**SET EXERCISE**
State the number of lines with the string "data" in them, and nothing else.

◆ ◆ ◆ ◆ ◆

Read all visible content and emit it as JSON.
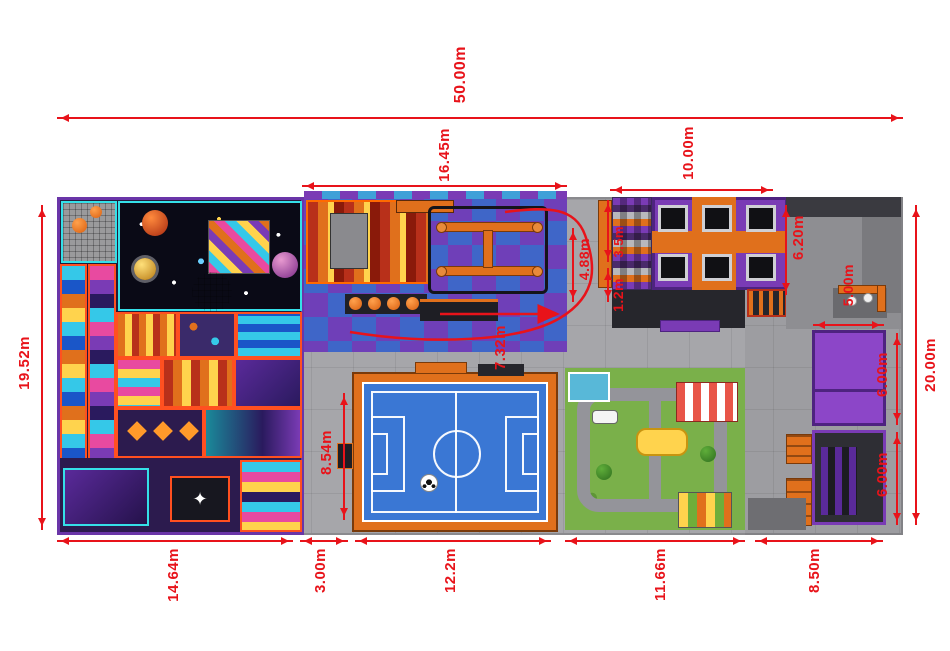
{
  "title": "Indoor playground floor plan (top view)",
  "dimensions": {
    "total_width": "50.00m",
    "ninja_zone_width": "16.45m",
    "trampoline_zone_width": "10.00m",
    "left_height": "19.52m",
    "right_height": "20.00m",
    "upper_room_height": "6.00m",
    "lower_room_height": "6.00m",
    "soft_play_width": "14.64m",
    "corridor_width": "3.00m",
    "pitch_width": "12.2m",
    "kids_zone_width": "11.66m",
    "right_zone_width": "8.50m",
    "pitch_height": "8.54m",
    "track_length": "7.32m",
    "ninja_inner_height": "4.88m",
    "trampoline_side_height": "6.20m",
    "wall_ledge_height": "3.5m",
    "ledge_width": "1.2m",
    "bench_row_width": "5.00m"
  },
  "glyphs": {
    "star": "✦",
    "sparkle": "✦ ✦"
  },
  "colors": {
    "dimension_red": "#e8131a",
    "floor_gray": "#a6a6aa",
    "deck_purple": "#7a3bb5",
    "accent_orange": "#e0701c",
    "pitch_blue": "#3a77d4",
    "grass_green": "#7ab04a"
  }
}
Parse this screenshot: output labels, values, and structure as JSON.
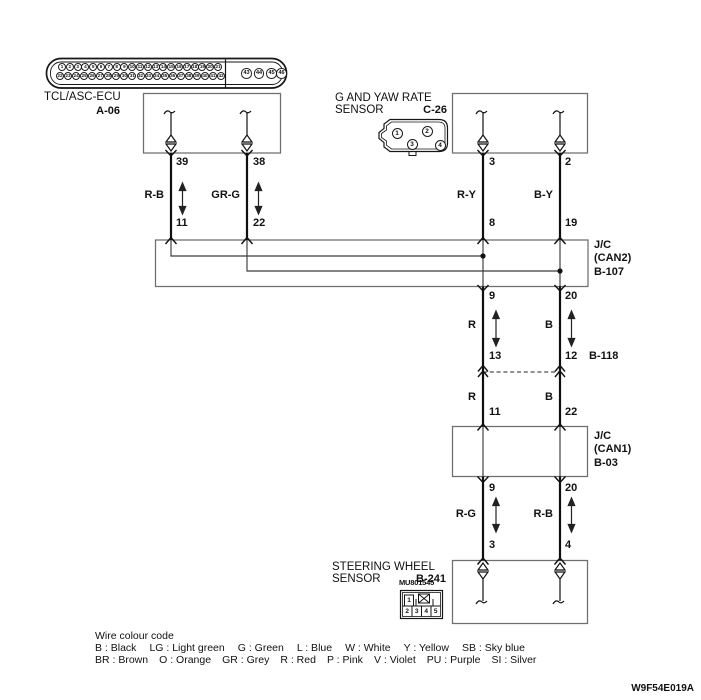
{
  "doc_id": "W9F54E019A",
  "components": {
    "ecu": {
      "name": "TCL/ASC-ECU",
      "code": "A-06"
    },
    "g_yaw": {
      "name1": "G AND YAW RATE",
      "name2": "SENSOR",
      "code": "C-26",
      "pins": [
        "1",
        "2",
        "3",
        "4"
      ]
    },
    "jc_can2": {
      "l1": "J/C",
      "l2": "(CAN2)",
      "l3": "B-107"
    },
    "b118": {
      "code": "B-118"
    },
    "jc_can1": {
      "l1": "J/C",
      "l2": "(CAN1)",
      "l3": "B-03"
    },
    "sws": {
      "name1": "STEERING WHEEL",
      "name2": "SENSOR",
      "code": "B-241",
      "part_no": "MU801545",
      "pinout": {
        "top": [
          "1"
        ],
        "bottom": [
          "2",
          "3",
          "4",
          "5"
        ]
      }
    }
  },
  "ecu_connector": {
    "row1_from": 1,
    "row1_to": 21,
    "row2_from": 22,
    "row2_to": 42,
    "aux": [
      43,
      44,
      45,
      46
    ]
  },
  "wires": {
    "ecu_l": {
      "top": "39",
      "label": "R-B",
      "bottom": "11"
    },
    "ecu_r": {
      "top": "38",
      "label": "GR-G",
      "bottom": "22"
    },
    "sen_l": {
      "top": "3",
      "label": "R-Y",
      "bottom": "8"
    },
    "sen_r": {
      "top": "2",
      "label": "B-Y",
      "bottom": "19"
    },
    "can2_l": {
      "top": "9",
      "label": "R",
      "bottom": "13"
    },
    "can2_r": {
      "top": "20",
      "label": "B",
      "bottom": "12"
    },
    "b118_l": {
      "label": "R",
      "bottom": "11"
    },
    "b118_r": {
      "label": "B",
      "bottom": "22"
    },
    "can1_l": {
      "top": "9",
      "label": "R-G",
      "bottom": "3"
    },
    "can1_r": {
      "top": "20",
      "label": "R-B",
      "bottom": "4"
    }
  },
  "legend": {
    "title": "Wire colour code",
    "row1": [
      {
        "code": "B",
        "name": "Black"
      },
      {
        "code": "LG",
        "name": "Light green"
      },
      {
        "code": "G",
        "name": "Green"
      },
      {
        "code": "L",
        "name": "Blue"
      },
      {
        "code": "W",
        "name": "White"
      },
      {
        "code": "Y",
        "name": "Yellow"
      },
      {
        "code": "SB",
        "name": "Sky blue"
      }
    ],
    "row2": [
      {
        "code": "BR",
        "name": "Brown"
      },
      {
        "code": "O",
        "name": "Orange"
      },
      {
        "code": "GR",
        "name": "Grey"
      },
      {
        "code": "R",
        "name": "Red"
      },
      {
        "code": "P",
        "name": "Pink"
      },
      {
        "code": "V",
        "name": "Violet"
      },
      {
        "code": "PU",
        "name": "Purple"
      },
      {
        "code": "SI",
        "name": "Silver"
      }
    ]
  }
}
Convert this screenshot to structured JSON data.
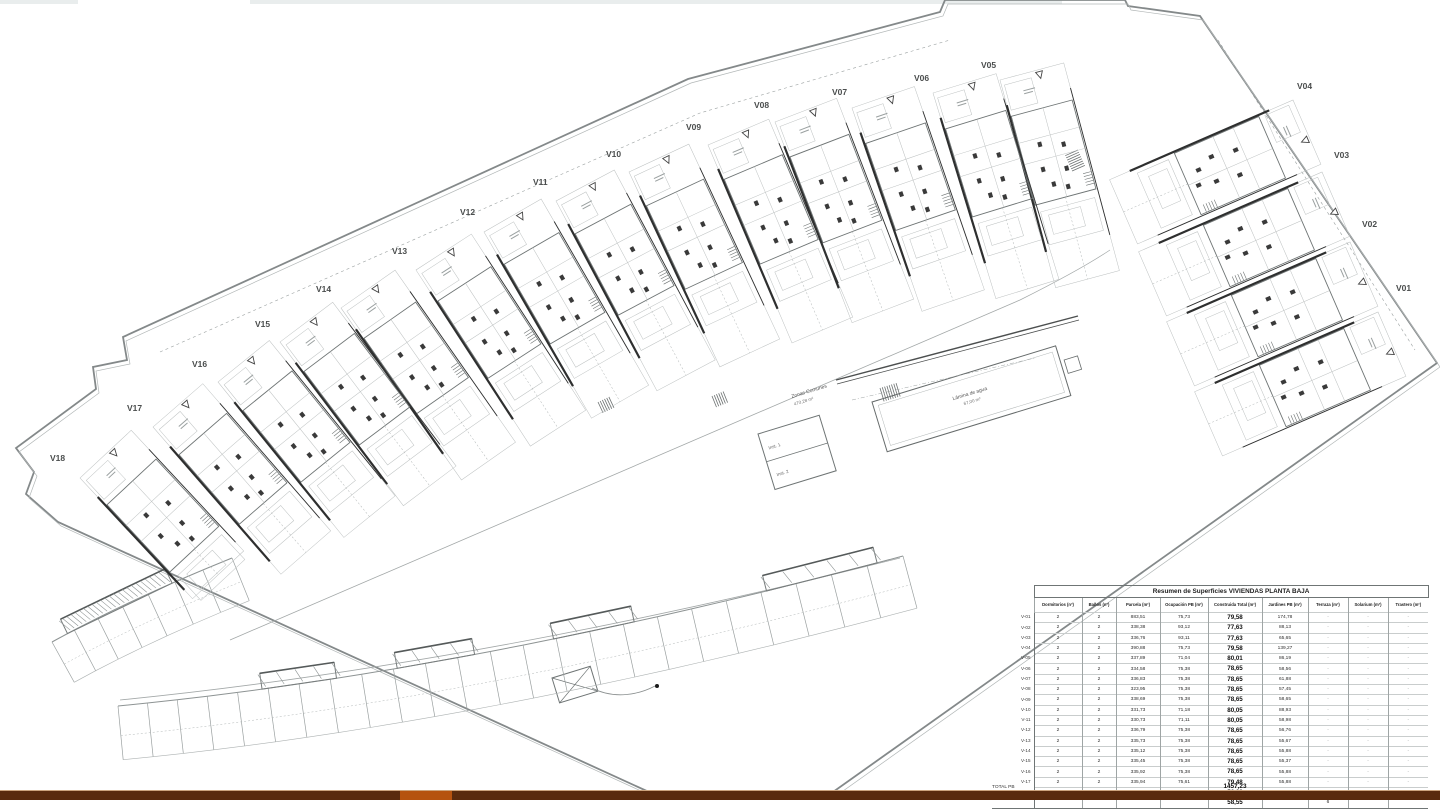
{
  "plan": {
    "units": [
      {
        "label": "V01"
      },
      {
        "label": "V02"
      },
      {
        "label": "V03"
      },
      {
        "label": "V04"
      },
      {
        "label": "V05"
      },
      {
        "label": "V06"
      },
      {
        "label": "V07"
      },
      {
        "label": "V08"
      },
      {
        "label": "V09"
      },
      {
        "label": "V10"
      },
      {
        "label": "V11"
      },
      {
        "label": "V12"
      },
      {
        "label": "V13"
      },
      {
        "label": "V14"
      },
      {
        "label": "V15"
      },
      {
        "label": "V16"
      },
      {
        "label": "V17"
      },
      {
        "label": "V18"
      }
    ],
    "annotations": {
      "zonas_comunes_line1": "Zonas Comunes",
      "zonas_comunes_line2": "470,28 m²",
      "lamina_line1": "Lámina de agua",
      "lamina_line2": "67,00 m²",
      "inst1": "Inst. 1",
      "inst2": "Inst. 2"
    },
    "line_color": "#84898a",
    "wall_color": "#2e2f2f"
  },
  "table": {
    "title": "Resumen de Superficies VIVIENDAS PLANTA BAJA",
    "columns": [
      "",
      "Dormitorios (nº)",
      "Baños (nº)",
      "Parcela (m²)",
      "Ocupación PB (m²)",
      "Construida Total (m²)",
      "Jardines PB (m²)",
      "Terraza (m²)",
      "Solarium (m²)",
      "Trastero (m²)"
    ],
    "rows": [
      {
        "id": "V-01",
        "dorm": "2",
        "ban": "2",
        "parcela": "883,51",
        "ocup": "75,73",
        "constr": "79,58",
        "jard": "174,78",
        "terr": "-",
        "sol": "-",
        "tras": "-"
      },
      {
        "id": "V-02",
        "dorm": "2",
        "ban": "2",
        "parcela": "338,38",
        "ocup": "93,12",
        "constr": "77,63",
        "jard": "88,13",
        "terr": "-",
        "sol": "-",
        "tras": "-"
      },
      {
        "id": "V-03",
        "dorm": "2",
        "ban": "2",
        "parcela": "336,76",
        "ocup": "93,11",
        "constr": "77,63",
        "jard": "65,65",
        "terr": "-",
        "sol": "-",
        "tras": "-"
      },
      {
        "id": "V-04",
        "dorm": "2",
        "ban": "2",
        "parcela": "390,88",
        "ocup": "75,73",
        "constr": "79,58",
        "jard": "139,27",
        "terr": "-",
        "sol": "-",
        "tras": "-"
      },
      {
        "id": "V-05",
        "dorm": "2",
        "ban": "2",
        "parcela": "337,89",
        "ocup": "71,04",
        "constr": "80,01",
        "jard": "86,19",
        "terr": "-",
        "sol": "-",
        "tras": "-"
      },
      {
        "id": "V-06",
        "dorm": "2",
        "ban": "2",
        "parcela": "334,58",
        "ocup": "75,38",
        "constr": "78,65",
        "jard": "58,56",
        "terr": "-",
        "sol": "-",
        "tras": "-"
      },
      {
        "id": "V-07",
        "dorm": "2",
        "ban": "2",
        "parcela": "336,83",
        "ocup": "75,38",
        "constr": "78,65",
        "jard": "61,88",
        "terr": "-",
        "sol": "-",
        "tras": "-"
      },
      {
        "id": "V-08",
        "dorm": "2",
        "ban": "2",
        "parcela": "323,95",
        "ocup": "75,38",
        "constr": "78,65",
        "jard": "57,45",
        "terr": "-",
        "sol": "-",
        "tras": "-"
      },
      {
        "id": "V-09",
        "dorm": "2",
        "ban": "2",
        "parcela": "338,69",
        "ocup": "75,38",
        "constr": "78,65",
        "jard": "58,65",
        "terr": "-",
        "sol": "-",
        "tras": "-"
      },
      {
        "id": "V-10",
        "dorm": "2",
        "ban": "2",
        "parcela": "331,73",
        "ocup": "71,18",
        "constr": "80,05",
        "jard": "88,93",
        "terr": "-",
        "sol": "-",
        "tras": "-"
      },
      {
        "id": "V-11",
        "dorm": "2",
        "ban": "2",
        "parcela": "330,73",
        "ocup": "71,11",
        "constr": "80,05",
        "jard": "58,98",
        "terr": "-",
        "sol": "-",
        "tras": "-"
      },
      {
        "id": "V-12",
        "dorm": "2",
        "ban": "2",
        "parcela": "336,79",
        "ocup": "75,38",
        "constr": "78,65",
        "jard": "56,76",
        "terr": "-",
        "sol": "-",
        "tras": "-"
      },
      {
        "id": "V-13",
        "dorm": "2",
        "ban": "2",
        "parcela": "335,73",
        "ocup": "75,38",
        "constr": "78,65",
        "jard": "55,67",
        "terr": "-",
        "sol": "-",
        "tras": "-"
      },
      {
        "id": "V-14",
        "dorm": "2",
        "ban": "2",
        "parcela": "335,12",
        "ocup": "75,38",
        "constr": "78,65",
        "jard": "55,88",
        "terr": "-",
        "sol": "-",
        "tras": "-"
      },
      {
        "id": "V-15",
        "dorm": "2",
        "ban": "2",
        "parcela": "335,45",
        "ocup": "75,38",
        "constr": "78,65",
        "jard": "55,37",
        "terr": "-",
        "sol": "-",
        "tras": "-"
      },
      {
        "id": "V-16",
        "dorm": "2",
        "ban": "2",
        "parcela": "335,92",
        "ocup": "75,38",
        "constr": "78,65",
        "jard": "55,88",
        "terr": "-",
        "sol": "-",
        "tras": "-"
      },
      {
        "id": "V-17",
        "dorm": "2",
        "ban": "2",
        "parcela": "335,94",
        "ocup": "75,61",
        "constr": "79,48",
        "jard": "55,88",
        "terr": "-",
        "sol": "-",
        "tras": "-"
      },
      {
        "id": "V-18",
        "dorm": "3",
        "ban": "2",
        "parcela": "398,28",
        "ocup": "51,30",
        "constr": [
          "56,22",
          "58,55"
        ],
        "jard": "146,85",
        "terr": [
          "5,1",
          "6"
        ],
        "sol": "16,6",
        "tras": "0"
      }
    ],
    "total_label": "TOTAL PB",
    "total_value": "1457,23"
  },
  "footer": {
    "bar_color": "#5a2b0d",
    "accent_color": "#b5530f"
  }
}
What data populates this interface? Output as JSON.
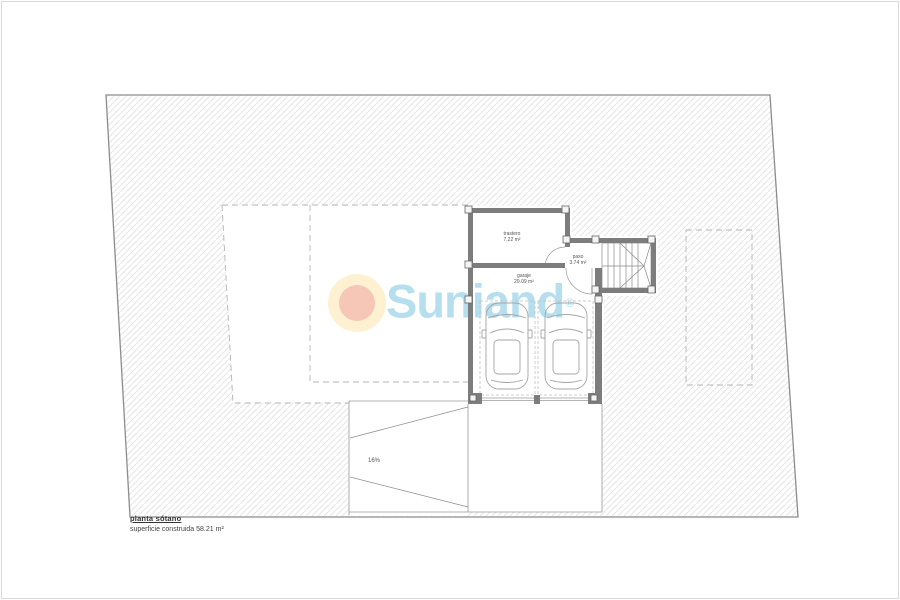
{
  "plan": {
    "title": "planta sótano",
    "subtitle": "superficie construida 58.21 m²",
    "rooms": [
      {
        "name": "trastero",
        "area": "7.22 m²"
      },
      {
        "name": "paso",
        "area": "3.74 m²"
      },
      {
        "name": "garaje",
        "area": "29.09 m²"
      }
    ],
    "ramp_slope": "16%"
  },
  "watermark": {
    "brand": "Suniand",
    "registered": "®",
    "text_color": "#a6d8ec",
    "sun_outer_color": "#fdeec9",
    "sun_inner_color": "#f5bba8"
  },
  "drawing_colors": {
    "wall": "#7d7d7d",
    "boundary": "#8c8c8c",
    "hatch": "#e4e4e4",
    "dashed": "#b5b5b5",
    "thin_line": "#9a9a9a"
  }
}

◆ ◆ ◆ ◆ ◆

**FINISHED ANSWER**
2